WHAT THIS TASK INVOLVES: Reproduce all the entries precisely.

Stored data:
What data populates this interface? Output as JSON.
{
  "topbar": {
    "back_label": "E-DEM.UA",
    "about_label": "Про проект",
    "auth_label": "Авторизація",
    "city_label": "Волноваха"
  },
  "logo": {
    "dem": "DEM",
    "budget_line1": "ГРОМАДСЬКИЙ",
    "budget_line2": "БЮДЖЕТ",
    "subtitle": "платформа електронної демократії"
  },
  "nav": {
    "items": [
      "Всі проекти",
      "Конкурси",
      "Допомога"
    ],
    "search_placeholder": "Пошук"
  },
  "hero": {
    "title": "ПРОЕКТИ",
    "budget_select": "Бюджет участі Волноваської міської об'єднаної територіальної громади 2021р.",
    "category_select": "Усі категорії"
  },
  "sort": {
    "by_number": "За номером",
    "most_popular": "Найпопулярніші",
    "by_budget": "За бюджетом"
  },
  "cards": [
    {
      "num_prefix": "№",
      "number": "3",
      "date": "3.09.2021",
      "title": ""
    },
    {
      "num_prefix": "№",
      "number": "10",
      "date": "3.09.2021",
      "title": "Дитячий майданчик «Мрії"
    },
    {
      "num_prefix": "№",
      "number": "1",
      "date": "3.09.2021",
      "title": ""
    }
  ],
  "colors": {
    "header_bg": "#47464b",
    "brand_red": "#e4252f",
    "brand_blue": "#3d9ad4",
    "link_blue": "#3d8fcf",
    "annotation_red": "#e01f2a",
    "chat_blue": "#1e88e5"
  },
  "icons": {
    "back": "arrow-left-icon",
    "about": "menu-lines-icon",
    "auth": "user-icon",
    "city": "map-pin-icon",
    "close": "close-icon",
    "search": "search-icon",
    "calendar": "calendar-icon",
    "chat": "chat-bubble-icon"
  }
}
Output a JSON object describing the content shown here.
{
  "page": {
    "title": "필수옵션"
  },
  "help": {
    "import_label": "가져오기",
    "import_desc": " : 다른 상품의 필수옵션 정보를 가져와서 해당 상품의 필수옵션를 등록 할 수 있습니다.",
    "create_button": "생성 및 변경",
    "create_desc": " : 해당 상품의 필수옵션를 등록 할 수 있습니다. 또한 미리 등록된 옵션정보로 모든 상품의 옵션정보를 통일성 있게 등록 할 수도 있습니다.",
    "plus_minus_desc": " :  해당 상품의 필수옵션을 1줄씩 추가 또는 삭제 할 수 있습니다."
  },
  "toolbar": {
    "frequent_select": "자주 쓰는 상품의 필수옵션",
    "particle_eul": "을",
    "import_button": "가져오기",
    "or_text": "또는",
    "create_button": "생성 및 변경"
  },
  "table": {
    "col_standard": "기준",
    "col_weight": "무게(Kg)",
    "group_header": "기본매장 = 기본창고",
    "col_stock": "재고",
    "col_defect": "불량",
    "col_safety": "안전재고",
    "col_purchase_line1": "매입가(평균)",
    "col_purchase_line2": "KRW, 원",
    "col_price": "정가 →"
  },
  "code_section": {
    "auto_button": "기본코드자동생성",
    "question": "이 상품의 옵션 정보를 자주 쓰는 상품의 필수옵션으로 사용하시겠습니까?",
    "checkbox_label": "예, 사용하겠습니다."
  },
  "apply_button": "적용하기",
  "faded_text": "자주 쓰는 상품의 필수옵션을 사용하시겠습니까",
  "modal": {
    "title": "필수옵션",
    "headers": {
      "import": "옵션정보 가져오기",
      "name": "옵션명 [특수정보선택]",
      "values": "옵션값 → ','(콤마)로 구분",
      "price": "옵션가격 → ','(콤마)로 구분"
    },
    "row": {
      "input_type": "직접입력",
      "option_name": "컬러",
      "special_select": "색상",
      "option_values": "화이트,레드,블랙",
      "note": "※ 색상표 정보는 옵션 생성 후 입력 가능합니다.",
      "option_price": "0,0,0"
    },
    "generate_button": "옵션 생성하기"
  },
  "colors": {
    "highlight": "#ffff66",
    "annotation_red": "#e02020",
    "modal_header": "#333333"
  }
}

RESPONSE:
What data populates this interface? Output as JSON.
{
  "topbar": {
    "back_label": "E-DEM.UA",
    "about_label": "Про проект",
    "auth_label": "Авторизація",
    "city_label": "Волноваха"
  },
  "logo": {
    "dem": "DEM",
    "budget_line1": "ГРОМАДСЬКИЙ",
    "budget_line2": "БЮДЖЕТ",
    "subtitle": "платформа електронної демократії"
  },
  "nav": {
    "items": [
      "Всі проекти",
      "Конкурси",
      "Допомога"
    ],
    "search_placeholder": "Пошук"
  },
  "hero": {
    "title": "ПРОЕКТИ",
    "budget_select": "Бюджет участі Волноваської міської об'єднаної територіальної громади 2021р.",
    "category_select": "Усі категорії"
  },
  "sort": {
    "by_number": "За номером",
    "most_popular": "Найпопулярніші",
    "by_budget": "За бюджетом"
  },
  "cards": [
    {
      "num_prefix": "№",
      "number": "3",
      "date": "3.09.2021",
      "title": ""
    },
    {
      "num_prefix": "№",
      "number": "10",
      "date": "3.09.2021",
      "title": "Дитячий майданчик «Мрії"
    },
    {
      "num_prefix": "№",
      "number": "1",
      "date": "3.09.2021",
      "title": ""
    }
  ],
  "colors": {
    "header_bg": "#47464b",
    "brand_red": "#e4252f",
    "brand_blue": "#3d9ad4",
    "link_blue": "#3d8fcf",
    "annotation_red": "#e01f2a",
    "chat_blue": "#1e88e5"
  },
  "icons": {
    "back": "arrow-left-icon",
    "about": "menu-lines-icon",
    "auth": "user-icon",
    "city": "map-pin-icon",
    "close": "close-icon",
    "search": "search-icon",
    "calendar": "calendar-icon",
    "chat": "chat-bubble-icon"
  }
}
Output a JSON object describing the content shown here.
{
  "page": {
    "title": "필수옵션"
  },
  "help": {
    "import_label": "가져오기",
    "import_desc": " : 다른 상품의 필수옵션 정보를 가져와서 해당 상품의 필수옵션를 등록 할 수 있습니다.",
    "create_button": "생성 및 변경",
    "create_desc": " : 해당 상품의 필수옵션를 등록 할 수 있습니다. 또한 미리 등록된 옵션정보로 모든 상품의 옵션정보를 통일성 있게 등록 할 수도 있습니다.",
    "plus_minus_desc": " :  해당 상품의 필수옵션을 1줄씩 추가 또는 삭제 할 수 있습니다."
  },
  "toolbar": {
    "frequent_select": "자주 쓰는 상품의 필수옵션",
    "particle_eul": "을",
    "import_button": "가져오기",
    "or_text": "또는",
    "create_button": "생성 및 변경"
  },
  "table": {
    "col_standard": "기준",
    "col_weight": "무게(Kg)",
    "group_header": "기본매장 = 기본창고",
    "col_stock": "재고",
    "col_defect": "불량",
    "col_safety": "안전재고",
    "col_purchase_line1": "매입가(평균)",
    "col_purchase_line2": "KRW, 원",
    "col_price": "정가 →"
  },
  "code_section": {
    "auto_button": "기본코드자동생성",
    "question": "이 상품의 옵션 정보를 자주 쓰는 상품의 필수옵션으로 사용하시겠습니까?",
    "checkbox_label": "예, 사용하겠습니다."
  },
  "apply_button": "적용하기",
  "faded_text": "자주 쓰는 상품의 필수옵션을 사용하시겠습니까",
  "modal": {
    "title": "필수옵션",
    "headers": {
      "import": "옵션정보 가져오기",
      "name": "옵션명 [특수정보선택]",
      "values": "옵션값 → ','(콤마)로 구분",
      "price": "옵션가격 → ','(콤마)로 구분"
    },
    "row": {
      "input_type": "직접입력",
      "option_name": "컬러",
      "special_select": "색상",
      "option_values": "화이트,레드,블랙",
      "note": "※ 색상표 정보는 옵션 생성 후 입력 가능합니다.",
      "option_price": "0,0,0"
    },
    "generate_button": "옵션 생성하기"
  },
  "colors": {
    "highlight": "#ffff66",
    "annotation_red": "#e02020",
    "modal_header": "#333333"
  }
}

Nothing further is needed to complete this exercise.